◆ **Stated goal**
Put every line of these records into a Markdown table with the columns n and Line, numbering each row and leaving out blank lines.

◆ **Box coordinate listings**
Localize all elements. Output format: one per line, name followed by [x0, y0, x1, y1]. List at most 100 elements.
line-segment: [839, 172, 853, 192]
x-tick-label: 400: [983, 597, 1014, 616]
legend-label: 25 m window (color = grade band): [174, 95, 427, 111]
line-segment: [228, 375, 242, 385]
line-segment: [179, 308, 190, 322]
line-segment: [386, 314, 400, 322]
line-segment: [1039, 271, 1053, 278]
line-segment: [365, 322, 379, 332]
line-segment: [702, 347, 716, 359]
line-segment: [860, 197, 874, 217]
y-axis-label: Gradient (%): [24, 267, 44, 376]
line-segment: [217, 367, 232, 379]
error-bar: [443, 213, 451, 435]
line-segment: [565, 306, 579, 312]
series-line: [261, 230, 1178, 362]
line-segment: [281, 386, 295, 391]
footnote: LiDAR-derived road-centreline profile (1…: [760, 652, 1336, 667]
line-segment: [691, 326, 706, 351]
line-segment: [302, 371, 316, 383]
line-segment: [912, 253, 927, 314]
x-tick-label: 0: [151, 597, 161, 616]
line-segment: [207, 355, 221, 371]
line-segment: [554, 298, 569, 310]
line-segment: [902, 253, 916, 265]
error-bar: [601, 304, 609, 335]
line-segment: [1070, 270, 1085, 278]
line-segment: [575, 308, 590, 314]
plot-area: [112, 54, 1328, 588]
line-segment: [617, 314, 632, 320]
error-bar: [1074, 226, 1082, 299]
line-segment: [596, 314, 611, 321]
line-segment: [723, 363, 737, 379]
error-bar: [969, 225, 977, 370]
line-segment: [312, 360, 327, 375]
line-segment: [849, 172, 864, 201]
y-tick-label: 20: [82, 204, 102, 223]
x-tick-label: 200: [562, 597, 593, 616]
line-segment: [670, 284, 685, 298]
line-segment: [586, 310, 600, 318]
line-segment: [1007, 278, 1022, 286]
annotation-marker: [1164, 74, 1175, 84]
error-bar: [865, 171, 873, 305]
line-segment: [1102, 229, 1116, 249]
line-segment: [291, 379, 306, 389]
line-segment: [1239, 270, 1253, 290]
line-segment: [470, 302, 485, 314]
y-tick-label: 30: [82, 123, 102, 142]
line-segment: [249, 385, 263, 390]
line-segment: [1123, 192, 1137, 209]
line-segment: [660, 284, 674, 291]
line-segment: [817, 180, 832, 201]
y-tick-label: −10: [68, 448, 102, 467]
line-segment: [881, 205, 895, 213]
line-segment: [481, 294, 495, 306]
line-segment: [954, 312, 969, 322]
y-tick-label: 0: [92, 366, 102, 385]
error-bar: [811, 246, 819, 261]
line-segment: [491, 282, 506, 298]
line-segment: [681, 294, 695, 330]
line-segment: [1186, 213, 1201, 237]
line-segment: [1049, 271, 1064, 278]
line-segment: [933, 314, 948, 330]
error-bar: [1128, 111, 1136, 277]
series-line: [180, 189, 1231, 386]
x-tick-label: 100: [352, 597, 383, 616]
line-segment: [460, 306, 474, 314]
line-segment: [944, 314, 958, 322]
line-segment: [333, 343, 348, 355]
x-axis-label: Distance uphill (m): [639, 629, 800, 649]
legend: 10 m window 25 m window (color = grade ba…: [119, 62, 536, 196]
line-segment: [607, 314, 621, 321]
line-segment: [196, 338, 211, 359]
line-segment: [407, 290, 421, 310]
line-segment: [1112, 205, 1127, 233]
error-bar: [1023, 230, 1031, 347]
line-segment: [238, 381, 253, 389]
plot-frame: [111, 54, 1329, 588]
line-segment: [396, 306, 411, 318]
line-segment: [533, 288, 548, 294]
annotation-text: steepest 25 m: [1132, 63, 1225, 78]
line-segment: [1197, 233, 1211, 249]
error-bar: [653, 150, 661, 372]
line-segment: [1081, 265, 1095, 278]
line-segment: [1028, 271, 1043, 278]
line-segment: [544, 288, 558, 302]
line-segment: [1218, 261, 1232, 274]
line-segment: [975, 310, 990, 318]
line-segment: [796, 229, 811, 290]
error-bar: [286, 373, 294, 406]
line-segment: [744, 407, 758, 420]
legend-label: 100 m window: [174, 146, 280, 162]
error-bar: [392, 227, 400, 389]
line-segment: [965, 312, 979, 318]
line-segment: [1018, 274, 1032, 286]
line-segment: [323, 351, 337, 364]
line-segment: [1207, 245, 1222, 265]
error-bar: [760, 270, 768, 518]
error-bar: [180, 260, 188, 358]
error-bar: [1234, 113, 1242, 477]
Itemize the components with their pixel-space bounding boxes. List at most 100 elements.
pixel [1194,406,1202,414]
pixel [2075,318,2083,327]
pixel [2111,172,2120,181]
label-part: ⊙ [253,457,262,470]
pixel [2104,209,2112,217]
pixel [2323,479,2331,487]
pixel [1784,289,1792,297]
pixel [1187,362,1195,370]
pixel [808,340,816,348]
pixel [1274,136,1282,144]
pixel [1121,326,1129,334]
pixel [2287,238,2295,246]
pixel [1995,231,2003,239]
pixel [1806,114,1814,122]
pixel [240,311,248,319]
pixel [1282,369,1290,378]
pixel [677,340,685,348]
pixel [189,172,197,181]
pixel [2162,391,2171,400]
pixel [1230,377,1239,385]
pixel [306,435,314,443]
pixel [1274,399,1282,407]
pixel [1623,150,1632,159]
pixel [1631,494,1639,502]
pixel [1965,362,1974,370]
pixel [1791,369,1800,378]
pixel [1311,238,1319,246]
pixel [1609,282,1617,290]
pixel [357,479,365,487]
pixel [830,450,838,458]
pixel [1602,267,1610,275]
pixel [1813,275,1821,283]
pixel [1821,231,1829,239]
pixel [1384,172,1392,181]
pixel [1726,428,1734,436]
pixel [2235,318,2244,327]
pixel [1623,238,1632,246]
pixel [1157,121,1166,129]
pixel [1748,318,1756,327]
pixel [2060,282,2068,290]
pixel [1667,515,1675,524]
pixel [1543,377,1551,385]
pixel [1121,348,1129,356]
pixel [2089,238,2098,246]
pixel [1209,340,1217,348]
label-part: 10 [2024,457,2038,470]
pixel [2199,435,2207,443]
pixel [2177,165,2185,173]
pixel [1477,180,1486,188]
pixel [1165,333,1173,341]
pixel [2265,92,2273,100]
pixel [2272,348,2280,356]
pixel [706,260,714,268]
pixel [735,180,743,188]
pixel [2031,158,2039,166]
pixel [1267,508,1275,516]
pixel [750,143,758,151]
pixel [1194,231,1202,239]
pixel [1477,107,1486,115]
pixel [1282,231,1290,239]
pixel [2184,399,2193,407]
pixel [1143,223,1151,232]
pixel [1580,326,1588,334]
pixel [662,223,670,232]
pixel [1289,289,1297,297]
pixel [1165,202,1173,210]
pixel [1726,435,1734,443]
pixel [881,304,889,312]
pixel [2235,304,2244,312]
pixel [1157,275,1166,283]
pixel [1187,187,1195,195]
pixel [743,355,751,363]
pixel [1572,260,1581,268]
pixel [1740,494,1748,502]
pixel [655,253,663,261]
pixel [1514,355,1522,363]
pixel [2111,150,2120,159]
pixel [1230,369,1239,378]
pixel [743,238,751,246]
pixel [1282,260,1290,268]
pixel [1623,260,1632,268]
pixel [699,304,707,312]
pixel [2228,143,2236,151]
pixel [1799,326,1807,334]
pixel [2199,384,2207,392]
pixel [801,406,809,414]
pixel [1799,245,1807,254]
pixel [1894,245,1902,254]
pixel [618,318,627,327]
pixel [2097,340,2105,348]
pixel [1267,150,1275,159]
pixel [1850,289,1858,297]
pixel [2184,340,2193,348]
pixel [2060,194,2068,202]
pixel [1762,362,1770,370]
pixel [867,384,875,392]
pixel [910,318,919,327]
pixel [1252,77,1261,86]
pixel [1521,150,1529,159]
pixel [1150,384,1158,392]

◆ **Task answer**
| n | Line |
|---|---|
| 1 | Localize all elements. Output format: one per line, name followed by [x0, y0, x1, y1]. List at most 100 elements. |
| 2 | line-segment: [839, 172, 853, 192] |
| 3 | x-tick-label: 400: [983, 597, 1014, 616] |
| 4 | legend-label: 25 m window (color = grade band): [174, 95, 427, 111] |
| 5 | line-segment: [228, 375, 242, 385] |
| 6 | line-segment: [179, 308, 190, 322] |
| 7 | line-segment: [386, 314, 400, 322] |
| 8 | line-segment: [1039, 271, 1053, 278] |
| 9 | line-segment: [365, 322, 379, 332] |
| 10 | line-segment: [702, 347, 716, 359] |
| 11 | line-segment: [860, 197, 874, 217] |
| 12 | y-axis-label: Gradient (%): [24, 267, 44, 376] |
| 13 | line-segment: [217, 367, 232, 379] |
| 14 | error-bar: [443, 213, 451, 435] |
| 15 | line-segment: [565, 306, 579, 312] |
| 16 | series-line: [261, 230, 1178, 362] |
| 17 | line-segment: [281, 386, 295, 391] |
| 18 | footnote: LiDAR-derived road-centreline profile (1…: [760, 652, 1336, 667] |
| 19 | line-segment: [691, 326, 706, 351] |
| 20 | line-segment: [302, 371, 316, 383] |
| 21 | line-segment: [912, 253, 927, 314] |
| 22 | x-tick-label: 0: [151, 597, 161, 616] |
| 23 | line-segment: [207, 355, 221, 371] |
| 24 | line-segment: [554, 298, 569, 310] |
| 25 | line-segment: [902, 253, 916, 265] |
| 26 | error-bar: [601, 304, 609, 335] |
| 27 | line-segment: [1070, 270, 1085, 278] |
| 28 | line-segment: [575, 308, 590, 314] |
| 29 | plot-area: [112, 54, 1328, 588] |
| 30 | line-segment: [617, 314, 632, 320] |
| 31 | error-bar: [1074, 226, 1082, 299] |
| 32 | line-segment: [596, 314, 611, 321] |
| 33 | line-segment: [723, 363, 737, 379] |
| 34 | error-bar: [969, 225, 977, 370] |
| 35 | line-segment: [312, 360, 327, 375] |
| 36 | line-segment: [849, 172, 864, 201] |
| 37 | y-tick-label: 20: [82, 204, 102, 223] |
| 38 | x-tick-label: 200: [562, 597, 593, 616] |
| 39 | line-segment: [670, 284, 685, 298] |
| 40 | line-segment: [586, 310, 600, 318] |
| 41 | line-segment: [1007, 278, 1022, 286] |
| 42 | annotation-marker: [1164, 74, 1175, 84] |
| 43 | error-bar: [865, 171, 873, 305] |
| 44 | line-segment: [1102, 229, 1116, 249] |
| 45 | line-segment: [291, 379, 306, 389] |
| 46 | line-segment: [1239, 270, 1253, 290] |
| 47 | line-segment: [470, 302, 485, 314] |
| 48 | y-tick-label: 30: [82, 123, 102, 142] |
| 49 | line-segment: [249, 385, 263, 390] |
| 50 | line-segment: [1123, 192, 1137, 209] |
| 51 | line-segment: [660, 284, 674, 291] |
| 52 | line-segment: [817, 180, 832, 201] |
| 53 | y-tick-label: −10: [68, 448, 102, 467] |
| 54 | line-segment: [881, 205, 895, 213] |
| 55 | line-segment: [481, 294, 495, 306] |
| 56 | line-segment: [954, 312, 969, 322] |
| 57 | y-tick-label: 0: [92, 366, 102, 385] |
| 58 | error-bar: [811, 246, 819, 261] |
| 59 | line-segment: [491, 282, 506, 298] |
| 60 | line-segment: [681, 294, 695, 330] |
| 61 | line-segment: [1186, 213, 1201, 237] |
| 62 | line-segment: [1049, 271, 1064, 278] |
| 63 | line-segment: [933, 314, 948, 330] |
| 64 | error-bar: [1128, 111, 1136, 277] |
| 65 | series-line: [180, 189, 1231, 386] |
| 66 | x-tick-label: 100: [352, 597, 383, 616] |
| 67 | line-segment: [460, 306, 474, 314] |
| 68 | line-segment: [944, 314, 958, 322] |
| 69 | line-segment: [333, 343, 348, 355] |
| 70 | x-axis-label: Distance uphill (m): [639, 629, 800, 649] |
| 71 | legend: 10 m window 25 m window (color = grade ba…: [119, 62, 536, 196] |
| 72 | line-segment: [607, 314, 621, 321] |
| 73 | line-segment: [196, 338, 211, 359] |
| 74 | line-segment: [407, 290, 421, 310] |
| 75 | line-segment: [1112, 205, 1127, 233] |
| 76 | error-bar: [1023, 230, 1031, 347] |
| 77 | line-segment: [238, 381, 253, 389] |
| 78 | plot-frame: [111, 54, 1329, 588] |
| 79 | line-segment: [396, 306, 411, 318] |
| 80 | line-segment: [533, 288, 548, 294] |
| 81 | annotation-text: steepest 25 m: [1132, 63, 1225, 78] |
| 82 | line-segment: [1197, 233, 1211, 249] |
| 83 | error-bar: [653, 150, 661, 372] |
| 84 | line-segment: [1081, 265, 1095, 278] |
| 85 | line-segment: [1028, 271, 1043, 278] |
| 86 | line-segment: [544, 288, 558, 302] |
| 87 | line-segment: [1218, 261, 1232, 274] |
| 88 | line-segment: [975, 310, 990, 318] |
| 89 | line-segment: [796, 229, 811, 290] |
| 90 | error-bar: [286, 373, 294, 406] |
| 91 | line-segment: [744, 407, 758, 420] |
| 92 | legend-label: 100 m window: [174, 146, 280, 162] |
| 93 | error-bar: [392, 227, 400, 389] |
| 94 | line-segment: [965, 312, 979, 318] |
| 95 | line-segment: [1018, 274, 1032, 286] |
| 96 | line-segment: [323, 351, 337, 364] |
| 97 | line-segment: [1207, 245, 1222, 265] |
| 98 | error-bar: [760, 270, 768, 518] |
| 99 | error-bar: [180, 260, 188, 358] |
| 100 | error-bar: [1234, 113, 1242, 477] |
| 101 | Itemize the components with their pixel-space bounding boxes. List at most 100 elements. |
| 102 | pixel [1194,406,1202,414] |
| 103 | pixel [2075,318,2083,327] |
| 104 | pixel [2111,172,2120,181] |
| 105 | label-part: ⊙ [253,457,262,470] |
| 106 | pixel [2104,209,2112,217] |
| 107 | pixel [2323,479,2331,487] |
| 108 | pixel [1784,289,1792,297] |
| 109 | pixel [1187,362,1195,370] |
| 110 | pixel [808,340,816,348] |
| 111 | pixel [1274,136,1282,144] |
| 112 | pixel [1121,326,1129,334] |
| 113 | pixel [2287,238,2295,246] |
| 114 | pixel [1995,231,2003,239] |
| 115 | pixel [1806,114,1814,122] |
| 116 | pixel [240,311,248,319] |
| 117 | pixel [1282,369,1290,378] |
| 118 | pixel [677,340,685,348] |
| 119 | pixel [189,172,197,181] |
| 120 | pixel [2162,391,2171,400] |
| 121 | pixel [1230,377,1239,385] |
| 122 | pixel [306,435,314,443] |
| 123 | pixel [1274,399,1282,407] |
| 124 | pixel [1623,150,1632,159] |
| 125 | pixel [1631,494,1639,502] |
| 126 | pixel [1965,362,1974,370] |
| 127 | pixel [1791,369,1800,378] |
| 128 | pixel [1311,238,1319,246] |
| 129 | pixel [1609,282,1617,290] |
| 130 | pixel [357,479,365,487] |
| 131 | pixel [830,450,838,458] |
| 132 | pixel [1602,267,1610,275] |
| 133 | pixel [1813,275,1821,283] |
| 134 | pixel [1821,231,1829,239] |
| 135 | pixel [1384,172,1392,181] |
| 136 | pixel [1726,428,1734,436] |
| 137 | pixel [2235,318,2244,327] |
| 138 | pixel [1623,238,1632,246] |
| 139 | pixel [1157,121,1166,129] |
| 140 | pixel [1748,318,1756,327] |
| 141 | pixel [2060,282,2068,290] |
| 142 | pixel [1667,515,1675,524] |
| 143 | pixel [1543,377,1551,385] |
| 144 | pixel [1121,348,1129,356] |
| 145 | pixel [2089,238,2098,246] |
| 146 | pixel [1209,340,1217,348] |
| 147 | label-part: 10 [2024,457,2038,470] |
| 148 | pixel [2199,435,2207,443] |
| 149 | pixel [2177,165,2185,173] |
| 150 | pixel [1477,180,1486,188] |
| 151 | pixel [1165,333,1173,341] |
| 152 | pixel [2265,92,2273,100] |
| 153 | pixel [2272,348,2280,356] |
| 154 | pixel [706,260,714,268] |
| 155 | pixel [735,180,743,188] |
| 156 | pixel [2031,158,2039,166] |
| 157 | pixel [1267,508,1275,516] |
| 158 | pixel [750,143,758,151] |
| 159 | pixel [1194,231,1202,239] |
| 160 | pixel [1477,107,1486,115] |
| 161 | pixel [1282,231,1290,239] |
| 162 | pixel [2184,399,2193,407] |
| 163 | pixel [1143,223,1151,232] |
| 164 | pixel [1580,326,1588,334] |
| 165 | pixel [662,223,670,232] |
| 166 | pixel [1289,289,1297,297] |
| 167 | pixel [1165,202,1173,210] |
| 168 | pixel [1726,435,1734,443] |
| 169 | pixel [881,304,889,312] |
| 170 | pixel [2235,304,2244,312] |
| 171 | pixel [1157,275,1166,283] |
| 172 | pixel [1187,187,1195,195] |
| 173 | pixel [743,355,751,363] |
| 174 | pixel [1572,260,1581,268] |
| 175 | pixel [1740,494,1748,502] |
| 176 | pixel [655,253,663,261] |
| 177 | pixel [1514,355,1522,363] |
| 178 | pixel [2111,150,2120,159] |
| 179 | pixel [1230,369,1239,378] |
| 180 | pixel [743,238,751,246] |
| 181 | pixel [1282,260,1290,268] |
| 182 | pixel [1623,260,1632,268] |
| 183 | pixel [699,304,707,312] |
| 184 | pixel [2228,143,2236,151] |
| 185 | pixel [1799,326,1807,334] |
| 186 | pixel [2199,384,2207,392] |
| 187 | pixel [801,406,809,414] |
| 188 | pixel [1799,245,1807,254] |
| 189 | pixel [1894,245,1902,254] |
| 190 | pixel [618,318,627,327] |
| 191 | pixel [2097,340,2105,348] |
| 192 | pixel [1267,150,1275,159] |
| 193 | pixel [1850,289,1858,297] |
| 194 | pixel [2184,340,2193,348] |
| 195 | pixel [2060,194,2068,202] |
| 196 | pixel [1762,362,1770,370] |
| 197 | pixel [867,384,875,392] |
| 198 | pixel [910,318,919,327] |
| 199 | pixel [1252,77,1261,86] |
| 200 | pixel [1521,150,1529,159] |
| 201 | pixel [1150,384,1158,392] |